● Exercise brief:
Output each entry verbatim and exclude every picture from it.

● Exercise material:
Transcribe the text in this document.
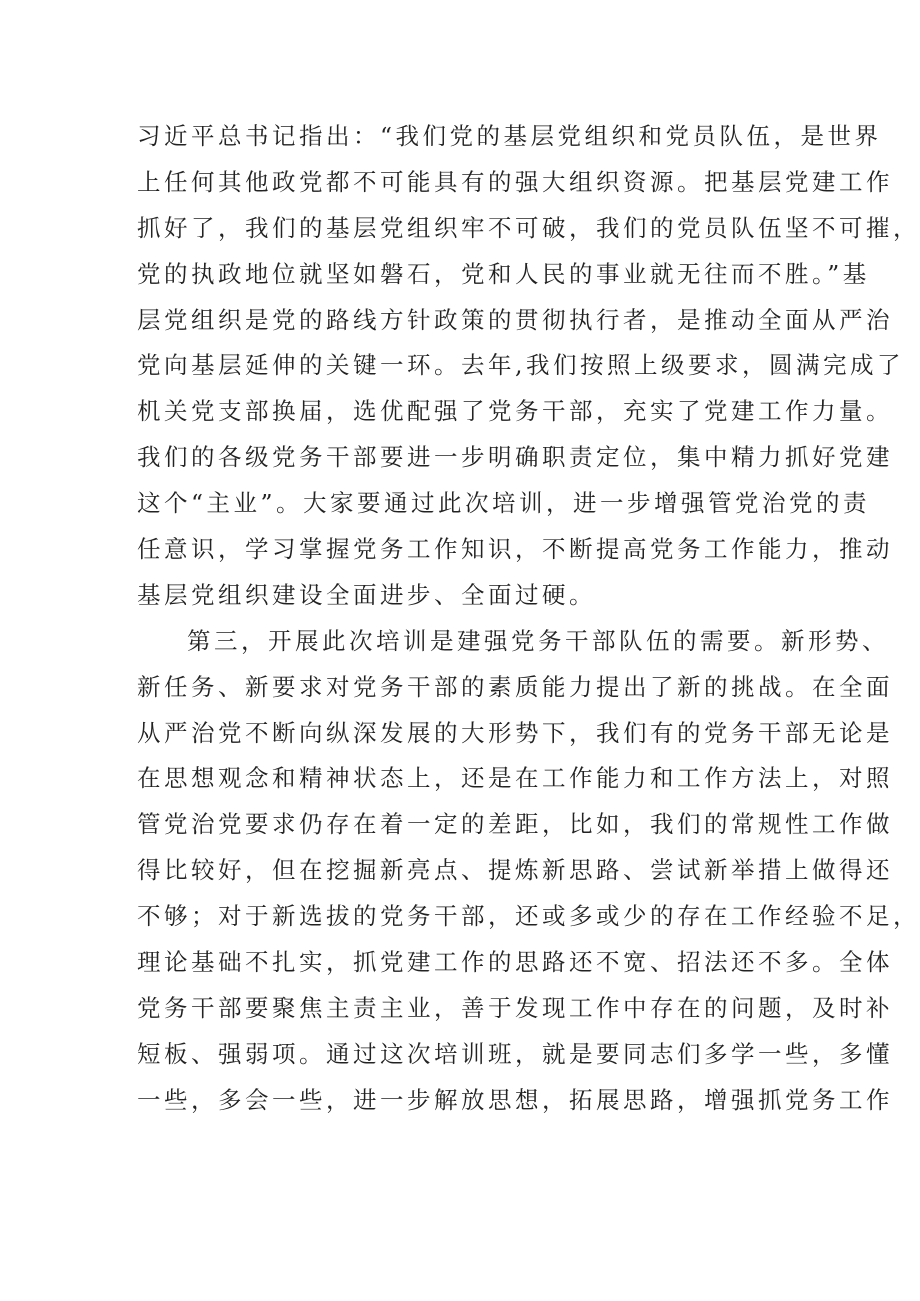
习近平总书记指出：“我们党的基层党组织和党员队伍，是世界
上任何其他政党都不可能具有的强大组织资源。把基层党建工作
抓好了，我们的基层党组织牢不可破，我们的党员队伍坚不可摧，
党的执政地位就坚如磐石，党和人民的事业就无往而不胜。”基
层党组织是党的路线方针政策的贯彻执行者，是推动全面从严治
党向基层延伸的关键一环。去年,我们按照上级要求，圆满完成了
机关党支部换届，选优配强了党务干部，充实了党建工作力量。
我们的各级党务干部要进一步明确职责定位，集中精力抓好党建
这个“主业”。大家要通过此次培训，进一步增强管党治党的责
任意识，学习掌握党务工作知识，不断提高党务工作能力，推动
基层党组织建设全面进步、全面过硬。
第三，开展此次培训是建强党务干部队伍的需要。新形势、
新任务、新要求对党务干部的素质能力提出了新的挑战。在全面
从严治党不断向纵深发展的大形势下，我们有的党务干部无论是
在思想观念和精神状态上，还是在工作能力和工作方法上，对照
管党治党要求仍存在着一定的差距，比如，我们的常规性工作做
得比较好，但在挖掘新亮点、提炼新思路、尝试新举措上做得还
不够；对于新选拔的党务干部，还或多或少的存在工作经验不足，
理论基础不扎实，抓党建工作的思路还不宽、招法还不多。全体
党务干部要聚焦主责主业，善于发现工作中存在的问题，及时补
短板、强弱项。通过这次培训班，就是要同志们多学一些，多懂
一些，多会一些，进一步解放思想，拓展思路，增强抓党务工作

● Task response:
Transcribe the text in this document.
习近平总书记指出：“我们党的基层党组织和党员队伍，是世界
上任何其他政党都不可能具有的强大组织资源。把基层党建工作
抓好了，我们的基层党组织牢不可破，我们的党员队伍坚不可摧，
党的执政地位就坚如磐石，党和人民的事业就无往而不胜。”基
层党组织是党的路线方针政策的贯彻执行者，是推动全面从严治
党向基层延伸的关键一环。去年,我们按照上级要求，圆满完成了
机关党支部换届，选优配强了党务干部，充实了党建工作力量。
我们的各级党务干部要进一步明确职责定位，集中精力抓好党建
这个“主业”。大家要通过此次培训，进一步增强管党治党的责
任意识，学习掌握党务工作知识，不断提高党务工作能力，推动
基层党组织建设全面进步、全面过硬。
第三，开展此次培训是建强党务干部队伍的需要。新形势、
新任务、新要求对党务干部的素质能力提出了新的挑战。在全面
从严治党不断向纵深发展的大形势下，我们有的党务干部无论是
在思想观念和精神状态上，还是在工作能力和工作方法上，对照
管党治党要求仍存在着一定的差距，比如，我们的常规性工作做
得比较好，但在挖掘新亮点、提炼新思路、尝试新举措上做得还
不够；对于新选拔的党务干部，还或多或少的存在工作经验不足，
理论基础不扎实，抓党建工作的思路还不宽、招法还不多。全体
党务干部要聚焦主责主业，善于发现工作中存在的问题，及时补
短板、强弱项。通过这次培训班，就是要同志们多学一些，多懂
一些，多会一些，进一步解放思想，拓展思路，增强抓党务工作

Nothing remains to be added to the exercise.